▸ **PROBLEM TO SOLVE**:
Give the listing again exactly, omitting its images.

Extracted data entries

------

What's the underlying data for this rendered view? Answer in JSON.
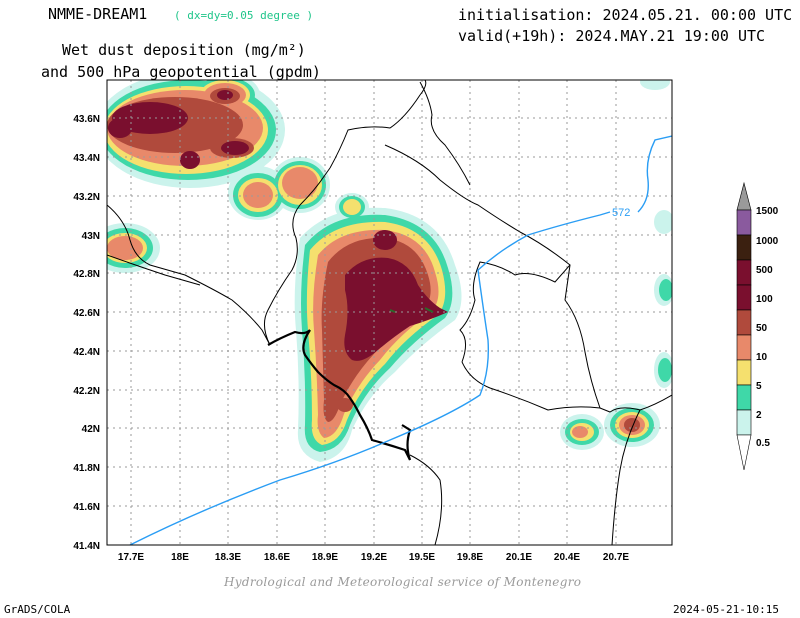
{
  "header": {
    "model": "NMME-DREAM1",
    "resolution": "( dx=dy=0.05 degree )",
    "initialisation": "initialisation: 2024.05.21. 00:00 UTC",
    "valid": "valid(+19h): 2024.MAY.21 19:00 UTC",
    "title_line1": "Wet dust deposition (mg/m²)",
    "title_line2": "and 500 hPa geopotential (gpdm)"
  },
  "map": {
    "lon_ticks": [
      "17.7E",
      "18E",
      "18.3E",
      "18.6E",
      "18.9E",
      "19.2E",
      "19.5E",
      "19.8E",
      "20.1E",
      "20.4E",
      "20.7E"
    ],
    "lat_ticks": [
      "43.6N",
      "43.4N",
      "43.2N",
      "43N",
      "42.8N",
      "42.6N",
      "42.4N",
      "42.2N",
      "42N",
      "41.8N",
      "41.6N",
      "41.4N"
    ],
    "contour_label": "572",
    "contour_color": "#2a9df4"
  },
  "legend": {
    "levels": [
      "1500",
      "1000",
      "500",
      "100",
      "50",
      "10",
      "5",
      "2",
      "0.5"
    ],
    "colors": [
      "#9a9a9a",
      "#8a5a9e",
      "#3b2010",
      "#7a0f2e",
      "#b04a3c",
      "#e8896a",
      "#f5e06e",
      "#3fd8a8",
      "#cbf3ec"
    ]
  },
  "footer": {
    "credit": "Hydrological and Meteorological service of Montenegro",
    "software": "GrADS/COLA",
    "timestamp": "2024-05-21-10:15"
  }
}
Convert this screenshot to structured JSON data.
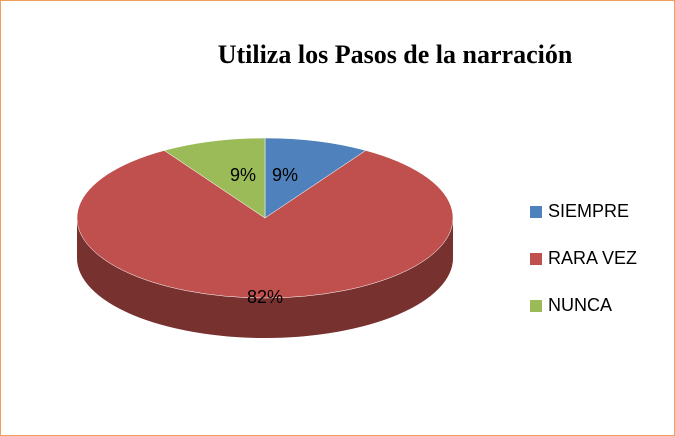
{
  "chart_data": {
    "type": "pie",
    "title": "Utiliza los Pasos de la narración",
    "categories": [
      "SIEMPRE",
      "RARA VEZ",
      "NUNCA"
    ],
    "values": [
      9,
      82,
      9
    ],
    "value_labels": [
      "9%",
      "82%",
      "9%"
    ],
    "colors": [
      "#4f81bd",
      "#c0504d",
      "#9bbb59"
    ],
    "legend": "right"
  }
}
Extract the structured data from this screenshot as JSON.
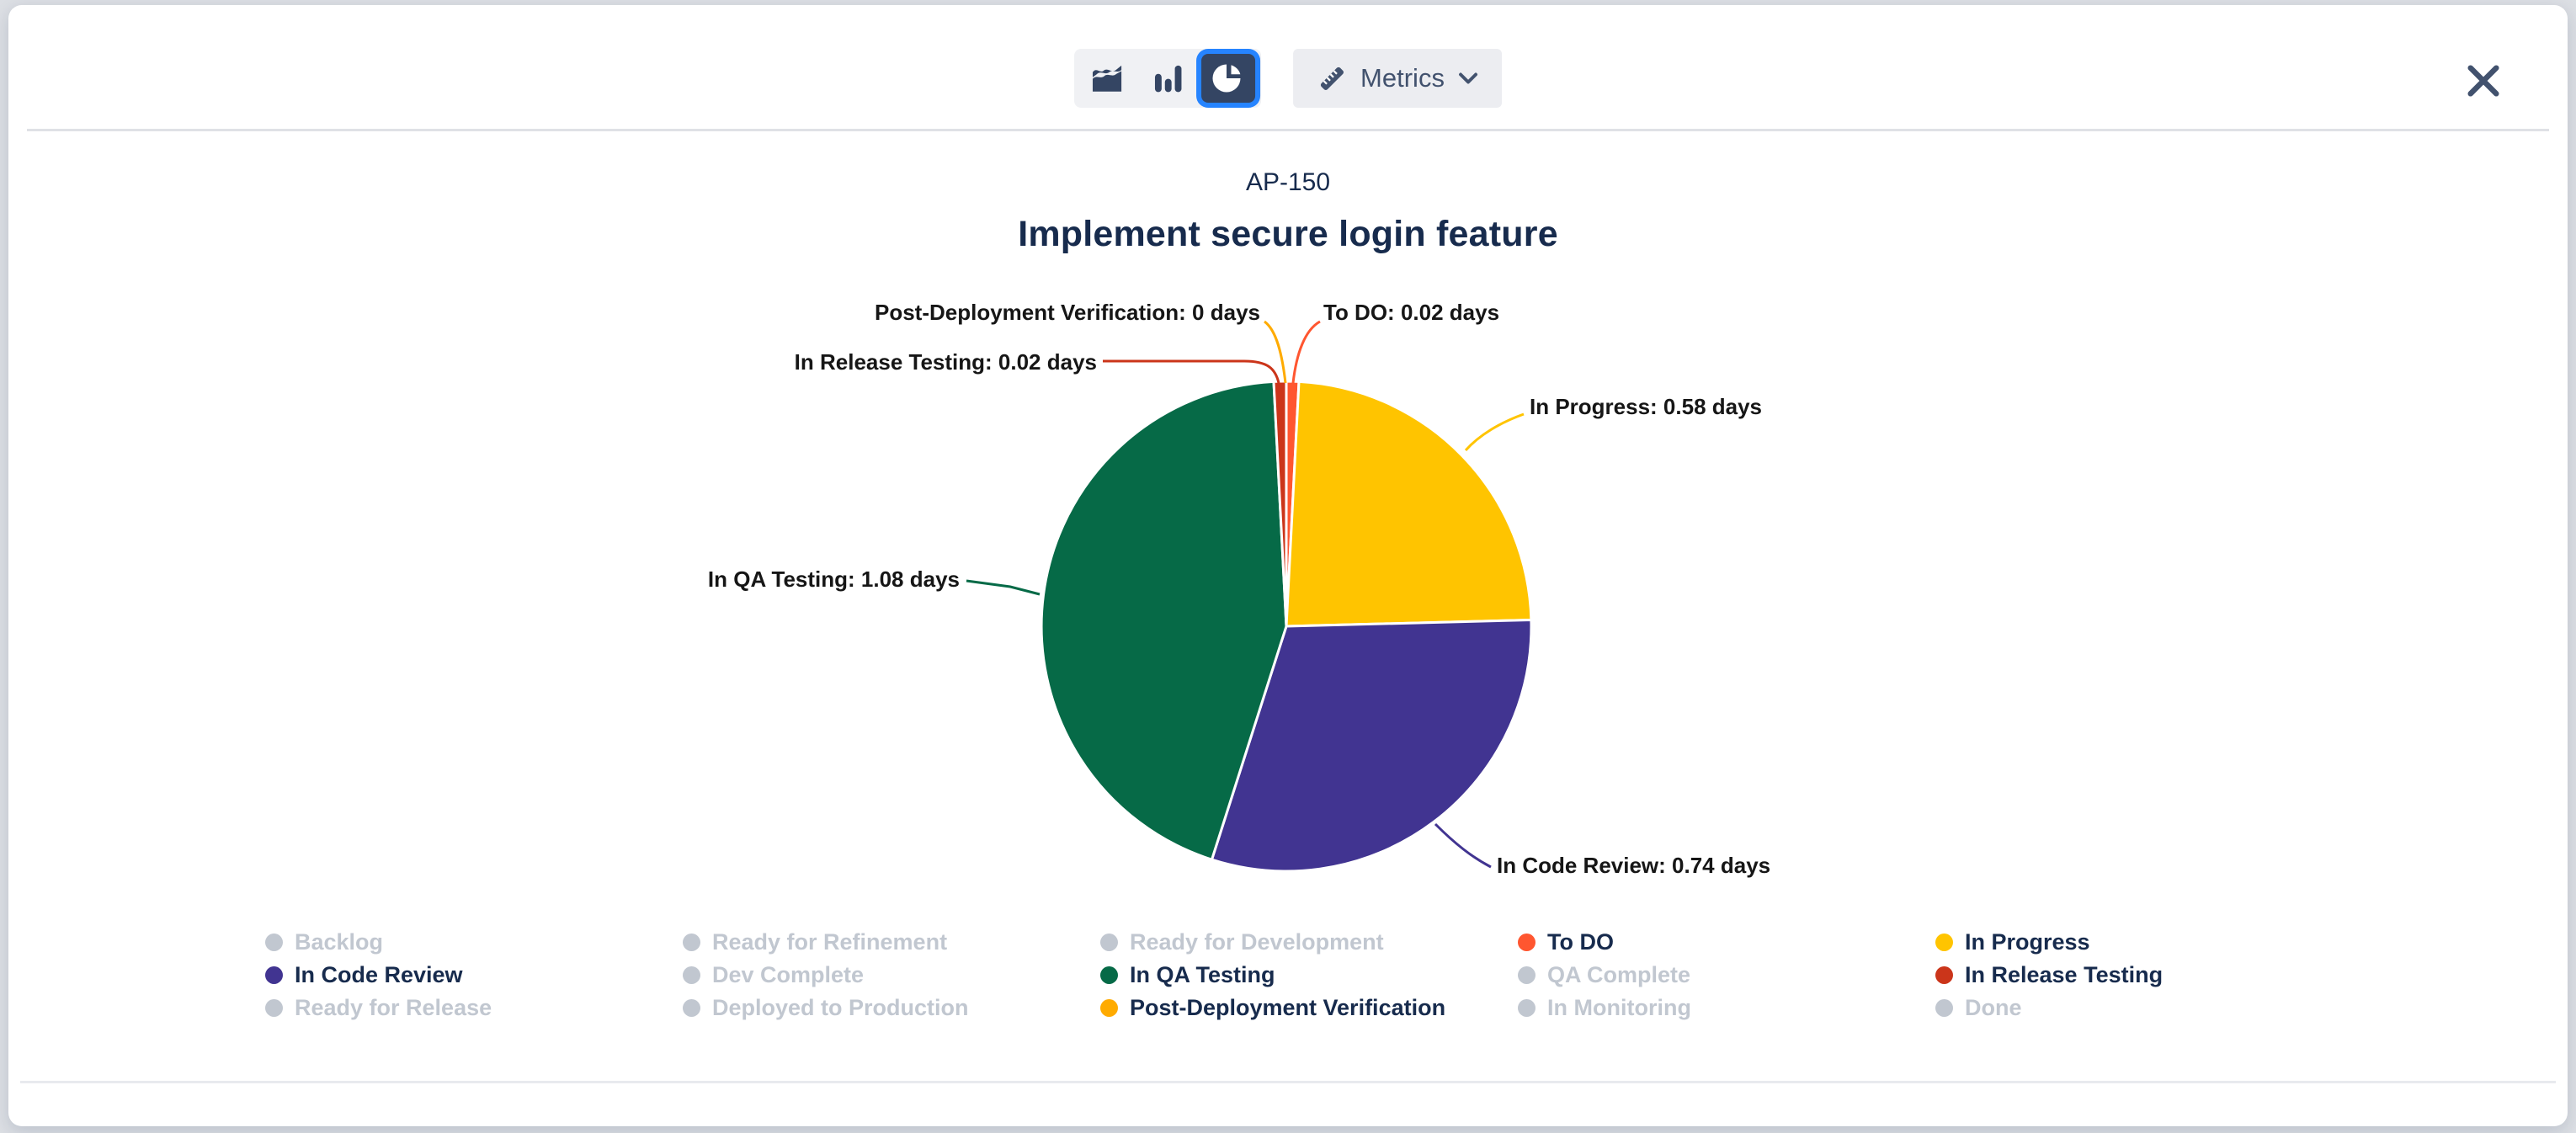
{
  "page": {
    "background": "#DCDFE4"
  },
  "toolbar": {
    "chart_type_options": [
      "area",
      "bar",
      "pie"
    ],
    "selected_chart_type": "pie",
    "metrics_label": "Metrics"
  },
  "dialog": {
    "issue_key": "AP-150",
    "title": "Implement secure login feature"
  },
  "chart_data": {
    "type": "pie",
    "title": "AP-150",
    "subtitle": "Implement secure login feature",
    "value_unit": "days",
    "slices": [
      {
        "label": "To DO",
        "value": 0.02,
        "color": "#FF5630"
      },
      {
        "label": "In Progress",
        "value": 0.58,
        "color": "#FFC400"
      },
      {
        "label": "In Code Review",
        "value": 0.74,
        "color": "#413491"
      },
      {
        "label": "In QA Testing",
        "value": 1.08,
        "color": "#066A47"
      },
      {
        "label": "In Release Testing",
        "value": 0.02,
        "color": "#CB351A"
      },
      {
        "label": "Post-Deployment Verification",
        "value": 0,
        "color": "#FFAB00"
      }
    ],
    "legend": [
      {
        "label": "Backlog",
        "active": false,
        "color": "#C1C7D0"
      },
      {
        "label": "Ready for Refinement",
        "active": false,
        "color": "#C1C7D0"
      },
      {
        "label": "Ready for Development",
        "active": false,
        "color": "#C1C7D0"
      },
      {
        "label": "To DO",
        "active": true,
        "color": "#FF5630"
      },
      {
        "label": "In Progress",
        "active": true,
        "color": "#FFC400"
      },
      {
        "label": "In Code Review",
        "active": true,
        "color": "#413491"
      },
      {
        "label": "Dev Complete",
        "active": false,
        "color": "#C1C7D0"
      },
      {
        "label": "In QA Testing",
        "active": true,
        "color": "#066A47"
      },
      {
        "label": "QA Complete",
        "active": false,
        "color": "#C1C7D0"
      },
      {
        "label": "In Release Testing",
        "active": true,
        "color": "#CB351A"
      },
      {
        "label": "Ready for Release",
        "active": false,
        "color": "#C1C7D0"
      },
      {
        "label": "Deployed to Production",
        "active": false,
        "color": "#C1C7D0"
      },
      {
        "label": "Post-Deployment Verification",
        "active": true,
        "color": "#FFAB00"
      },
      {
        "label": "In Monitoring",
        "active": false,
        "color": "#C1C7D0"
      },
      {
        "label": "Done",
        "active": false,
        "color": "#C1C7D0"
      }
    ]
  },
  "colors": {
    "accent_blue": "#2684FF",
    "icon_navy": "#344563",
    "text_navy": "#172B4D",
    "inactive_gray": "#C1C7D0",
    "divider": "#DFE1E6"
  }
}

------

▸ **EXPECTED ANSWER**:
What's the underlying data for this rendered view? Answer in JSON.
{
  "header": {
    "model": "NMME-DREAM1",
    "resolution": "( dx=dy=0.05 degree )",
    "initialisation": "initialisation: 2024.05.21. 00:00 UTC",
    "valid": "valid(+19h): 2024.MAY.21 19:00 UTC",
    "title_line1": "Wet dust deposition (mg/m²)",
    "title_line2": "and 500 hPa geopotential (gpdm)"
  },
  "map": {
    "lon_ticks": [
      "17.7E",
      "18E",
      "18.3E",
      "18.6E",
      "18.9E",
      "19.2E",
      "19.5E",
      "19.8E",
      "20.1E",
      "20.4E",
      "20.7E"
    ],
    "lat_ticks": [
      "43.6N",
      "43.4N",
      "43.2N",
      "43N",
      "42.8N",
      "42.6N",
      "42.4N",
      "42.2N",
      "42N",
      "41.8N",
      "41.6N",
      "41.4N"
    ],
    "contour_label": "572",
    "contour_color": "#2a9df4"
  },
  "legend": {
    "levels": [
      "1500",
      "1000",
      "500",
      "100",
      "50",
      "10",
      "5",
      "2",
      "0.5"
    ],
    "colors": [
      "#9a9a9a",
      "#8a5a9e",
      "#3b2010",
      "#7a0f2e",
      "#b04a3c",
      "#e8896a",
      "#f5e06e",
      "#3fd8a8",
      "#cbf3ec"
    ]
  },
  "footer": {
    "credit": "Hydrological and Meteorological service of Montenegro",
    "software": "GrADS/COLA",
    "timestamp": "2024-05-21-10:15"
  }
}
Convert this screenshot to structured JSON data.
{
  "chart_data": {
    "type": "pie",
    "title": "Utiliza los Pasos de la narración",
    "categories": [
      "SIEMPRE",
      "RARA VEZ",
      "NUNCA"
    ],
    "values": [
      9,
      82,
      9
    ],
    "value_labels": [
      "9%",
      "82%",
      "9%"
    ],
    "colors": [
      "#4f81bd",
      "#c0504d",
      "#9bbb59"
    ],
    "legend": "right"
  }
}
Extract the structured data from this screenshot as JSON.
{
  "page": {
    "background": "#DCDFE4"
  },
  "toolbar": {
    "chart_type_options": [
      "area",
      "bar",
      "pie"
    ],
    "selected_chart_type": "pie",
    "metrics_label": "Metrics"
  },
  "dialog": {
    "issue_key": "AP-150",
    "title": "Implement secure login feature"
  },
  "chart_data": {
    "type": "pie",
    "title": "AP-150",
    "subtitle": "Implement secure login feature",
    "value_unit": "days",
    "slices": [
      {
        "label": "To DO",
        "value": 0.02,
        "color": "#FF5630"
      },
      {
        "label": "In Progress",
        "value": 0.58,
        "color": "#FFC400"
      },
      {
        "label": "In Code Review",
        "value": 0.74,
        "color": "#413491"
      },
      {
        "label": "In QA Testing",
        "value": 1.08,
        "color": "#066A47"
      },
      {
        "label": "In Release Testing",
        "value": 0.02,
        "color": "#CB351A"
      },
      {
        "label": "Post-Deployment Verification",
        "value": 0,
        "color": "#FFAB00"
      }
    ],
    "legend": [
      {
        "label": "Backlog",
        "active": false,
        "color": "#C1C7D0"
      },
      {
        "label": "Ready for Refinement",
        "active": false,
        "color": "#C1C7D0"
      },
      {
        "label": "Ready for Development",
        "active": false,
        "color": "#C1C7D0"
      },
      {
        "label": "To DO",
        "active": true,
        "color": "#FF5630"
      },
      {
        "label": "In Progress",
        "active": true,
        "color": "#FFC400"
      },
      {
        "label": "In Code Review",
        "active": true,
        "color": "#413491"
      },
      {
        "label": "Dev Complete",
        "active": false,
        "color": "#C1C7D0"
      },
      {
        "label": "In QA Testing",
        "active": true,
        "color": "#066A47"
      },
      {
        "label": "QA Complete",
        "active": false,
        "color": "#C1C7D0"
      },
      {
        "label": "In Release Testing",
        "active": true,
        "color": "#CB351A"
      },
      {
        "label": "Ready for Release",
        "active": false,
        "color": "#C1C7D0"
      },
      {
        "label": "Deployed to Production",
        "active": false,
        "color": "#C1C7D0"
      },
      {
        "label": "Post-Deployment Verification",
        "active": true,
        "color": "#FFAB00"
      },
      {
        "label": "In Monitoring",
        "active": false,
        "color": "#C1C7D0"
      },
      {
        "label": "Done",
        "active": false,
        "color": "#C1C7D0"
      }
    ]
  },
  "colors": {
    "accent_blue": "#2684FF",
    "icon_navy": "#344563",
    "text_navy": "#172B4D",
    "inactive_gray": "#C1C7D0",
    "divider": "#DFE1E6"
  }
}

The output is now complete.